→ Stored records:
□ □ □

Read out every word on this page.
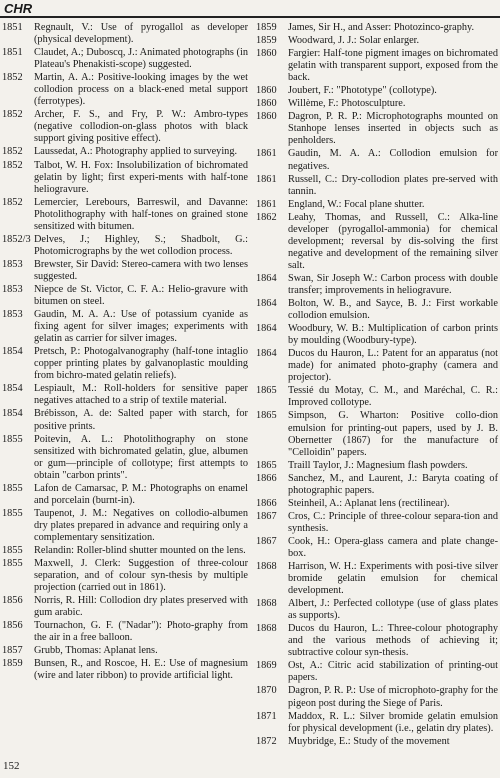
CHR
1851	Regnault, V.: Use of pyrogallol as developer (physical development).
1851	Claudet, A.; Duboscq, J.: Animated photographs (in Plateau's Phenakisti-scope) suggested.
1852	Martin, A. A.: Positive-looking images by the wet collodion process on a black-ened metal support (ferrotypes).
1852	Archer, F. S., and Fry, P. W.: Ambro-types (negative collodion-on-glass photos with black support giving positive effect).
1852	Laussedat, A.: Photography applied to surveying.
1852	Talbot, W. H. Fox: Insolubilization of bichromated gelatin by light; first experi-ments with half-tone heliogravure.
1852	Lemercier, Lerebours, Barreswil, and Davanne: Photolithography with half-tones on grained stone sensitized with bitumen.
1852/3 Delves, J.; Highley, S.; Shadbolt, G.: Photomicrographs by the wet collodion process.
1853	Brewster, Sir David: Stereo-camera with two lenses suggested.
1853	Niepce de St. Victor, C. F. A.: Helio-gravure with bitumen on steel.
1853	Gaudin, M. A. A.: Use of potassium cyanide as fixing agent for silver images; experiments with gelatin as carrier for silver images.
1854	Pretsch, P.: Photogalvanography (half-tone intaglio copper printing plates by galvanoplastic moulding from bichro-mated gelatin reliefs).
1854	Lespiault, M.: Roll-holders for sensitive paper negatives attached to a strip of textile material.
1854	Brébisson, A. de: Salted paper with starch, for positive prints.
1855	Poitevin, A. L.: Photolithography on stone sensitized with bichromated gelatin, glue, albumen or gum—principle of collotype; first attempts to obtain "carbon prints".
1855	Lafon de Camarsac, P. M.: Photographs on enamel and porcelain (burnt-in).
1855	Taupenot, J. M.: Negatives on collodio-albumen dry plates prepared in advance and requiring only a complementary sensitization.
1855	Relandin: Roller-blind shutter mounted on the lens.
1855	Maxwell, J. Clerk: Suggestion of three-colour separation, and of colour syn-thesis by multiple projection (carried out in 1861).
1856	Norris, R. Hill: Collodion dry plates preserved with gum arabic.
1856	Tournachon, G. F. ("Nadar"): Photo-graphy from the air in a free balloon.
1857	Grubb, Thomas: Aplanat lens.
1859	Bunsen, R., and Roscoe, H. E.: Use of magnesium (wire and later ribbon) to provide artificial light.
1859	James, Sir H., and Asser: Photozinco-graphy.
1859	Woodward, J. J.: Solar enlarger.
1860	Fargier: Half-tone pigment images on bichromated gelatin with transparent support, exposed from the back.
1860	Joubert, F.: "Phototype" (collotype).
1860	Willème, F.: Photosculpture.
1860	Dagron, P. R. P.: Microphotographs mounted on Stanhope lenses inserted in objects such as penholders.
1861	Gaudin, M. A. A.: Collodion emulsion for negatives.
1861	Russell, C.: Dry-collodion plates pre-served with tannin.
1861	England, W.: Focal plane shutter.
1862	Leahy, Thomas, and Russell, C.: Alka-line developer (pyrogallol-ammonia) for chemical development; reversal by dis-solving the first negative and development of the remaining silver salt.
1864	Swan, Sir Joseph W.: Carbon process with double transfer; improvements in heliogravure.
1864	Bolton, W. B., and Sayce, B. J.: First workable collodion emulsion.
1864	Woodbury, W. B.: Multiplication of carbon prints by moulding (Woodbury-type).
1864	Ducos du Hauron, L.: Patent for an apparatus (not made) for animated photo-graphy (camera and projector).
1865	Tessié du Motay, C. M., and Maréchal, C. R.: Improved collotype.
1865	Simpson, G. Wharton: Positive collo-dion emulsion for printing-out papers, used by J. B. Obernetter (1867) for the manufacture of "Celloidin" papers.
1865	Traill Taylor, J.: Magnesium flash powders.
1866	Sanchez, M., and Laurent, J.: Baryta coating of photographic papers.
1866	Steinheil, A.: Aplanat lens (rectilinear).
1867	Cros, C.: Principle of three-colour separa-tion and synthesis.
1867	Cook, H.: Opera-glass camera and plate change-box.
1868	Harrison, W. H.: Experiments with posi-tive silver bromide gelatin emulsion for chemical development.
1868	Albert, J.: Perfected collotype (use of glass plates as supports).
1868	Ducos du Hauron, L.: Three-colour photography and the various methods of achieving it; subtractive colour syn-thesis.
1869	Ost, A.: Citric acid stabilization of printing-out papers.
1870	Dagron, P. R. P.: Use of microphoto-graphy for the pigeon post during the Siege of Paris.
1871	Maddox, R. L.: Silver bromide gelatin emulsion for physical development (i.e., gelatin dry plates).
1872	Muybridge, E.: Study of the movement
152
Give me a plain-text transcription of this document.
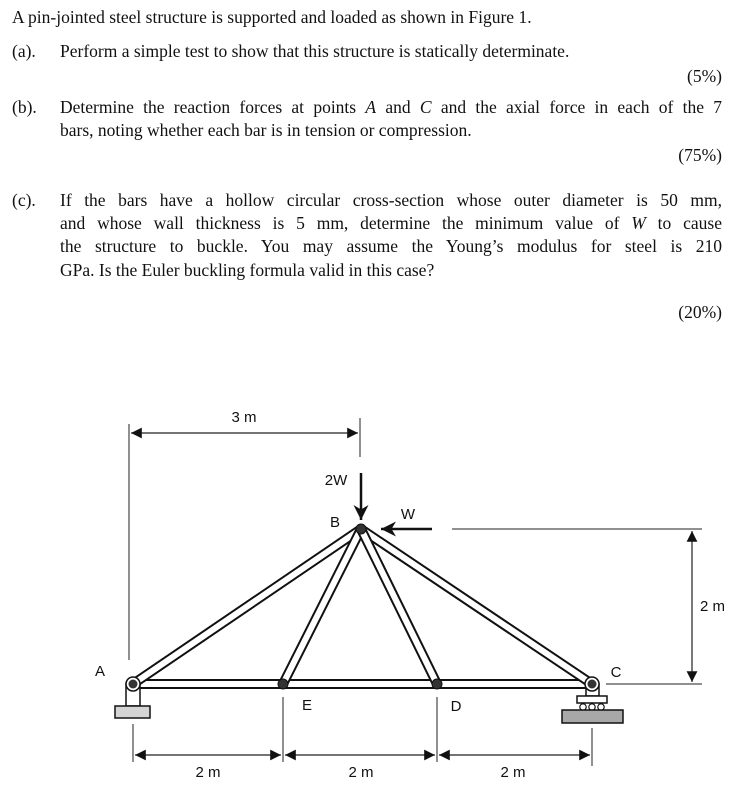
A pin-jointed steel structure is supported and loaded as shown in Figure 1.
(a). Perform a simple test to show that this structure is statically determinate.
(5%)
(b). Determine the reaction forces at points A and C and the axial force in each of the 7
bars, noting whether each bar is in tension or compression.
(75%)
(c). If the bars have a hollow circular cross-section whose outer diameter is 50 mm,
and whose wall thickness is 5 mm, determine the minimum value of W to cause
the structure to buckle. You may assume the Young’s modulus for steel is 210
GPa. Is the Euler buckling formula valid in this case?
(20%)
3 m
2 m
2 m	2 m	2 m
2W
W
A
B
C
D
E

□ □ □

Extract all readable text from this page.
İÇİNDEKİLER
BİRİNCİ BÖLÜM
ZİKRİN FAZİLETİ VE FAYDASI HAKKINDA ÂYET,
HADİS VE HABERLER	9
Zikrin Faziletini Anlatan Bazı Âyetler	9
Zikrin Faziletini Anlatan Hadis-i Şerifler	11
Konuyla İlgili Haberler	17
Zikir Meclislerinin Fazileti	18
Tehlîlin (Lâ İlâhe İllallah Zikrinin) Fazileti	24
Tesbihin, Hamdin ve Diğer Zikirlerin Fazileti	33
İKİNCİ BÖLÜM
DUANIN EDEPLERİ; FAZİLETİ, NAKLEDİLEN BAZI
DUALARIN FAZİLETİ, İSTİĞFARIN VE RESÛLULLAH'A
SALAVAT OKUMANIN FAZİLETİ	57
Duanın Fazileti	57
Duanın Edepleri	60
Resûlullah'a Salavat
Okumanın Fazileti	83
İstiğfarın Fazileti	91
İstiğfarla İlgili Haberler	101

□ □ □

Only the number should be given: how many lines of the data contain the word "stone"?

2